[start]

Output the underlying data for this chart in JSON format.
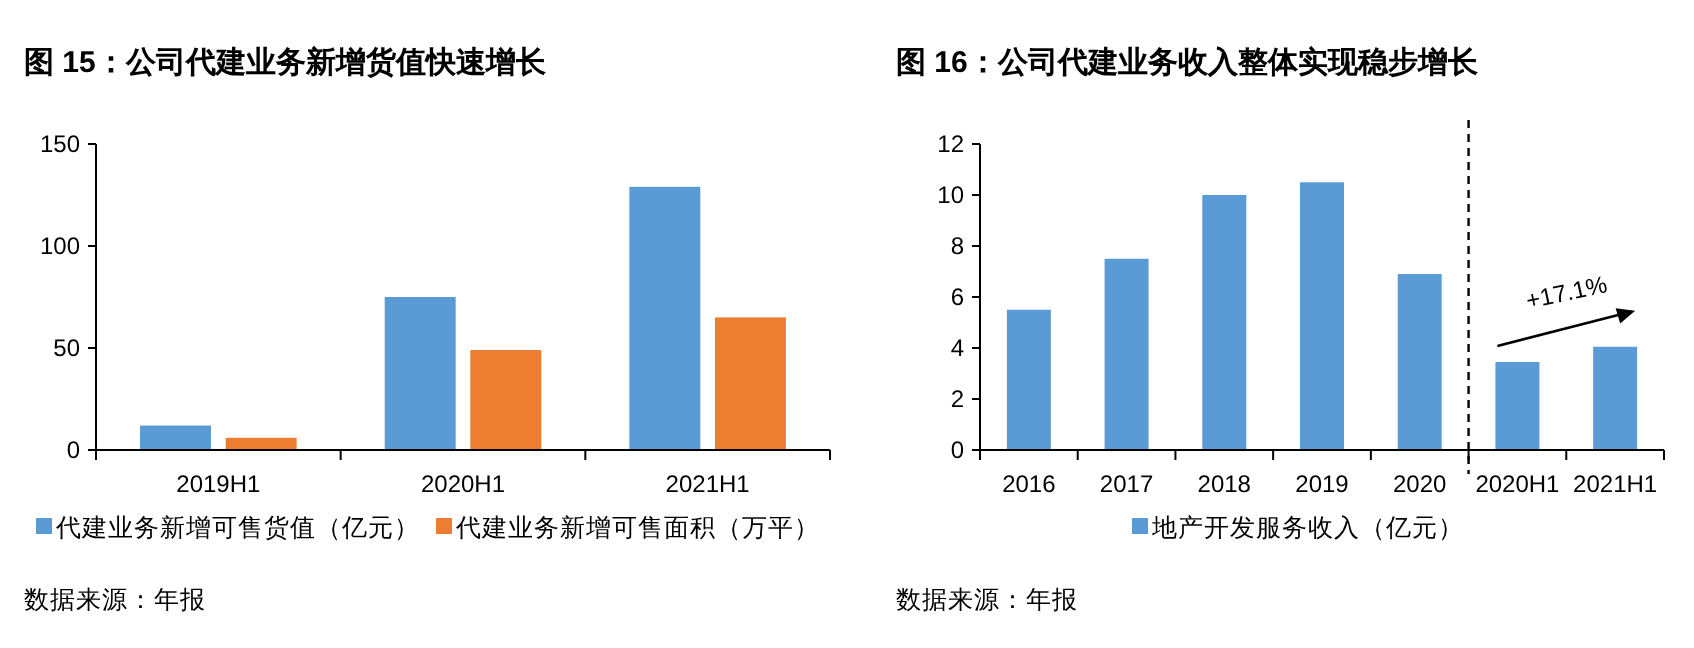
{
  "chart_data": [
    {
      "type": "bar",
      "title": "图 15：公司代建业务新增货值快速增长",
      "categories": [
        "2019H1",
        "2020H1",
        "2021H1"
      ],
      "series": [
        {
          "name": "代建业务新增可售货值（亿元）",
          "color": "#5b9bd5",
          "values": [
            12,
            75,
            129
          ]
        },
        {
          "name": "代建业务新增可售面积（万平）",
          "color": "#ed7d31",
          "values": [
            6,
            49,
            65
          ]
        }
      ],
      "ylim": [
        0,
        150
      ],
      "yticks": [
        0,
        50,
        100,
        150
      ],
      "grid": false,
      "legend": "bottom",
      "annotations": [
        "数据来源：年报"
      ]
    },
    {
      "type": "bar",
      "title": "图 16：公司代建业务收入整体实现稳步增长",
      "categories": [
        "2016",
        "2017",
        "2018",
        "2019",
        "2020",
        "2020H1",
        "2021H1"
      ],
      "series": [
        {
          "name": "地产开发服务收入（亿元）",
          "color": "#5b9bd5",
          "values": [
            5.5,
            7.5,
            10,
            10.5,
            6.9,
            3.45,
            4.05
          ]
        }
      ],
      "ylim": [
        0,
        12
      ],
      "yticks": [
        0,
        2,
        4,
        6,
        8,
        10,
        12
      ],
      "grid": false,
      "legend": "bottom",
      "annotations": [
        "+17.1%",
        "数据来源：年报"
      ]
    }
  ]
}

[end]

* **Given task**
Print all of the entries word for word. Omit the pictures they contain.

* **Reply**
Output the underlying data for this chart in JSON format.
{
  "chart_data": [
    {
      "type": "bar",
      "title": "图 15：公司代建业务新增货值快速增长",
      "categories": [
        "2019H1",
        "2020H1",
        "2021H1"
      ],
      "series": [
        {
          "name": "代建业务新增可售货值（亿元）",
          "color": "#5b9bd5",
          "values": [
            12,
            75,
            129
          ]
        },
        {
          "name": "代建业务新增可售面积（万平）",
          "color": "#ed7d31",
          "values": [
            6,
            49,
            65
          ]
        }
      ],
      "ylim": [
        0,
        150
      ],
      "yticks": [
        0,
        50,
        100,
        150
      ],
      "grid": false,
      "legend": "bottom",
      "annotations": [
        "数据来源：年报"
      ]
    },
    {
      "type": "bar",
      "title": "图 16：公司代建业务收入整体实现稳步增长",
      "categories": [
        "2016",
        "2017",
        "2018",
        "2019",
        "2020",
        "2020H1",
        "2021H1"
      ],
      "series": [
        {
          "name": "地产开发服务收入（亿元）",
          "color": "#5b9bd5",
          "values": [
            5.5,
            7.5,
            10,
            10.5,
            6.9,
            3.45,
            4.05
          ]
        }
      ],
      "ylim": [
        0,
        12
      ],
      "yticks": [
        0,
        2,
        4,
        6,
        8,
        10,
        12
      ],
      "grid": false,
      "legend": "bottom",
      "annotations": [
        "+17.1%",
        "数据来源：年报"
      ]
    }
  ]
}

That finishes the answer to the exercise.